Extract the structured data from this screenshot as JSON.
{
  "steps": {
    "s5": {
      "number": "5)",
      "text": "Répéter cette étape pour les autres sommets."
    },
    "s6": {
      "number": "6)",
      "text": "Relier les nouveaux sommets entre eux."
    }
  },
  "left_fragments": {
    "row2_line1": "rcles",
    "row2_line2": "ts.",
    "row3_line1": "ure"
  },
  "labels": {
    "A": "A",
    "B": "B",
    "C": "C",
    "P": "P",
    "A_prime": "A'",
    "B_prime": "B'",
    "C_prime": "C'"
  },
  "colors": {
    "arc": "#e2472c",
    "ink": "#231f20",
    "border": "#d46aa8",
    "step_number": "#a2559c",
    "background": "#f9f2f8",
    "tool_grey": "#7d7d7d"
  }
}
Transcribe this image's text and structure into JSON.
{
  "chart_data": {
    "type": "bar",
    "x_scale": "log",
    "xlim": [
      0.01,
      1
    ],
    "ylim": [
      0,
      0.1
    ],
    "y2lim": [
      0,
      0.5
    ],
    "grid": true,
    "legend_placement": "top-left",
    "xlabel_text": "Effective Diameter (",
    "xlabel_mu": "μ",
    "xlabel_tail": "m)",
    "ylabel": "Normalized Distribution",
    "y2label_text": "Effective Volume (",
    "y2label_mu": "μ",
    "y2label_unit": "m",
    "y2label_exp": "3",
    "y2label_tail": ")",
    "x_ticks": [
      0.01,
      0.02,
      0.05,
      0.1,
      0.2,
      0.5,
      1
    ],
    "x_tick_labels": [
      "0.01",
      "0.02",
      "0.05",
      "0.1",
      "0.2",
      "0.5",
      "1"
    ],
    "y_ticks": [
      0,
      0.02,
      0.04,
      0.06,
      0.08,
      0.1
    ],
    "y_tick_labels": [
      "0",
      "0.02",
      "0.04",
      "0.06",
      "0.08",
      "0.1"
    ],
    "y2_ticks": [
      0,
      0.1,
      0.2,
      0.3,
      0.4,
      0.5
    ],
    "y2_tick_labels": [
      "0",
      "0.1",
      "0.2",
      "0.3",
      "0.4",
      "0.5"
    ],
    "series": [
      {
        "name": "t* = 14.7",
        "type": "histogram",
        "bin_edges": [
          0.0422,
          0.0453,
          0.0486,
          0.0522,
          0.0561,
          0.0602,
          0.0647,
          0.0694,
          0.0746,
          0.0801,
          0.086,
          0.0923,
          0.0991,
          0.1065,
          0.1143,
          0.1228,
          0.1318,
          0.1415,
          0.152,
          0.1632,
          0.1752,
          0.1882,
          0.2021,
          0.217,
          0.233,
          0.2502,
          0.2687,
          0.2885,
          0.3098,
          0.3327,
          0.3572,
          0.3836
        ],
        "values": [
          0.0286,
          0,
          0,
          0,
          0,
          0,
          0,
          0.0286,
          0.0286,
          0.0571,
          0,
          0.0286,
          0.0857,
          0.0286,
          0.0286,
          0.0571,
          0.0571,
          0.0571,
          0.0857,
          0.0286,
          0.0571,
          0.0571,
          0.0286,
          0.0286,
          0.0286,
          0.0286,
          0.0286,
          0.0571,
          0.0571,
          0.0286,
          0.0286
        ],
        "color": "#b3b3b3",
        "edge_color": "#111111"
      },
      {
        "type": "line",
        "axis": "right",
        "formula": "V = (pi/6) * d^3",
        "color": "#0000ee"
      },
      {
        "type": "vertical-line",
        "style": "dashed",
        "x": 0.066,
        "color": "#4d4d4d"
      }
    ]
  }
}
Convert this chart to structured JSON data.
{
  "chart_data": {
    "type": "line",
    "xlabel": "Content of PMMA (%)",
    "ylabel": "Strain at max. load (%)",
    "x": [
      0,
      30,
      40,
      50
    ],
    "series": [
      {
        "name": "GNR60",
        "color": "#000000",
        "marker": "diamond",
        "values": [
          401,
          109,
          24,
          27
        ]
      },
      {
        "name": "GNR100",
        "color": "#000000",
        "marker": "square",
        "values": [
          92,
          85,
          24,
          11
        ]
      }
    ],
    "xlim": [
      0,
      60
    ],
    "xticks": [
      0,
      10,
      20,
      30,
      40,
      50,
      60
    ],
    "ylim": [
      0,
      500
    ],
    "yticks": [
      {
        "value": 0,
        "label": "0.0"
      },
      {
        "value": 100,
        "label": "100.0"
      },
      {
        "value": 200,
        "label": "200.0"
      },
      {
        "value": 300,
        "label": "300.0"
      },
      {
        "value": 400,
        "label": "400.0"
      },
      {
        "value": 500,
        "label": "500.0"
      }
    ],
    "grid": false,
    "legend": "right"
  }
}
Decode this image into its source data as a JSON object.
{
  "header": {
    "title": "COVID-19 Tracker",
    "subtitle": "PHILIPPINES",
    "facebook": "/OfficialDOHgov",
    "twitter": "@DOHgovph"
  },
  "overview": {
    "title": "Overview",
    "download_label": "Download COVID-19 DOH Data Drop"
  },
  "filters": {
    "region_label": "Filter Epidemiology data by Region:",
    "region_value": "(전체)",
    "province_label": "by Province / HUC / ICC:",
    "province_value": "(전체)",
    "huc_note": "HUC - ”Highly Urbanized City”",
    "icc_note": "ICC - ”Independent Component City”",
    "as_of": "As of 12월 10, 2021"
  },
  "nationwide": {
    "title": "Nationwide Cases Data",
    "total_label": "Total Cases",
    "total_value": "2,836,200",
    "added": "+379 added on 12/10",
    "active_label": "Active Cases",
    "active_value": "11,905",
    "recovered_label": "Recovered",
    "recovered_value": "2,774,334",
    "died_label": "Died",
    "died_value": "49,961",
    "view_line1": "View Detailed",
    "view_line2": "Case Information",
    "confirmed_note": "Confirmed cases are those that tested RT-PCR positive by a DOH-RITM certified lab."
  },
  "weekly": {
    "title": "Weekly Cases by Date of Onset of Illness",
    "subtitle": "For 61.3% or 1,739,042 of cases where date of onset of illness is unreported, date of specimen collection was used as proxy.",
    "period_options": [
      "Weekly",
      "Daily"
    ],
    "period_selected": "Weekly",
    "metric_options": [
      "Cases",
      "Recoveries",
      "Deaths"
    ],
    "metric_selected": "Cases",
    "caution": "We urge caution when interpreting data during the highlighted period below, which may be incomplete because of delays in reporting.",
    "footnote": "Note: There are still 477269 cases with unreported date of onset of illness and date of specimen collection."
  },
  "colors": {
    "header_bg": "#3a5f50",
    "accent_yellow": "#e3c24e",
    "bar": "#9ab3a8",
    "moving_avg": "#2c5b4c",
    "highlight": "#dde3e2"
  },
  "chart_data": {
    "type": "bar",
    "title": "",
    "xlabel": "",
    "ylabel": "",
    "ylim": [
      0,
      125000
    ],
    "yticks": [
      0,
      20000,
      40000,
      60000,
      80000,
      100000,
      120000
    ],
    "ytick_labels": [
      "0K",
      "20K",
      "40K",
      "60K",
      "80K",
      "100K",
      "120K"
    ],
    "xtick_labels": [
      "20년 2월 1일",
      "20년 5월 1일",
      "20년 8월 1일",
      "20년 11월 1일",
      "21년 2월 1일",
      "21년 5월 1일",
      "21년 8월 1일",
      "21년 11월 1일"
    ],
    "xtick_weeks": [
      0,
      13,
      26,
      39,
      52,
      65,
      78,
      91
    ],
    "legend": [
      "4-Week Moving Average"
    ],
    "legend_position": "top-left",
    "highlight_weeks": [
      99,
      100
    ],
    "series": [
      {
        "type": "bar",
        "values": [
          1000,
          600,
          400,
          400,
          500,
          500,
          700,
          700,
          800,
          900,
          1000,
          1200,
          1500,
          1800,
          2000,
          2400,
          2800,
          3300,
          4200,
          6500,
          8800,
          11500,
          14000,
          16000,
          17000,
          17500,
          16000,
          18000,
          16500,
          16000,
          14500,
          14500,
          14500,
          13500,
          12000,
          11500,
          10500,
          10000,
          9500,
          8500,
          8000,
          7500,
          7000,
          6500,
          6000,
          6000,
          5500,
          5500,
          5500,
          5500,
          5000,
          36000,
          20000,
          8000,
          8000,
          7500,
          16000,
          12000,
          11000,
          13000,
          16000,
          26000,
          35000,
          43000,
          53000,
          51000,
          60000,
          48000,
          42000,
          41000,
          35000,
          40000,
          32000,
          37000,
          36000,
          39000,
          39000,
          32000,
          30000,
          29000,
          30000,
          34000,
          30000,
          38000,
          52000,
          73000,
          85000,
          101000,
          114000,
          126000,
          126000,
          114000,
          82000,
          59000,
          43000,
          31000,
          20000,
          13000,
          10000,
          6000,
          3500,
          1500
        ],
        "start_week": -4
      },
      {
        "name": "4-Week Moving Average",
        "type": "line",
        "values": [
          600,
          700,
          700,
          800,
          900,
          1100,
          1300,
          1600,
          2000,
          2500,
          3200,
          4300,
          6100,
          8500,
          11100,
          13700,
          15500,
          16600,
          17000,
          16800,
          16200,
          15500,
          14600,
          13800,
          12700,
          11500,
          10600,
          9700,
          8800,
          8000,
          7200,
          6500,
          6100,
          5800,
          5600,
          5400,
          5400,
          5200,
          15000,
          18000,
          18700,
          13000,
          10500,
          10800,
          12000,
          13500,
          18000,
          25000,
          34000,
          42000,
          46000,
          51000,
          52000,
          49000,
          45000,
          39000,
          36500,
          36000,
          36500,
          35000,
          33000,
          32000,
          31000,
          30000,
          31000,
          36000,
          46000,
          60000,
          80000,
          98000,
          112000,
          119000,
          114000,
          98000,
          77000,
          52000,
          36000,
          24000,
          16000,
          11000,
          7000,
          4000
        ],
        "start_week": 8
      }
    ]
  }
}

####################

EXERCISE TASK:
Pick out every line of the listing containing the word "sommets", and show those lines.

COMPLETE OUTPUT:
      "text": "Répéter cette étape pour les autres sommets."
      "text": "Relier les nouveaux sommets entre eux."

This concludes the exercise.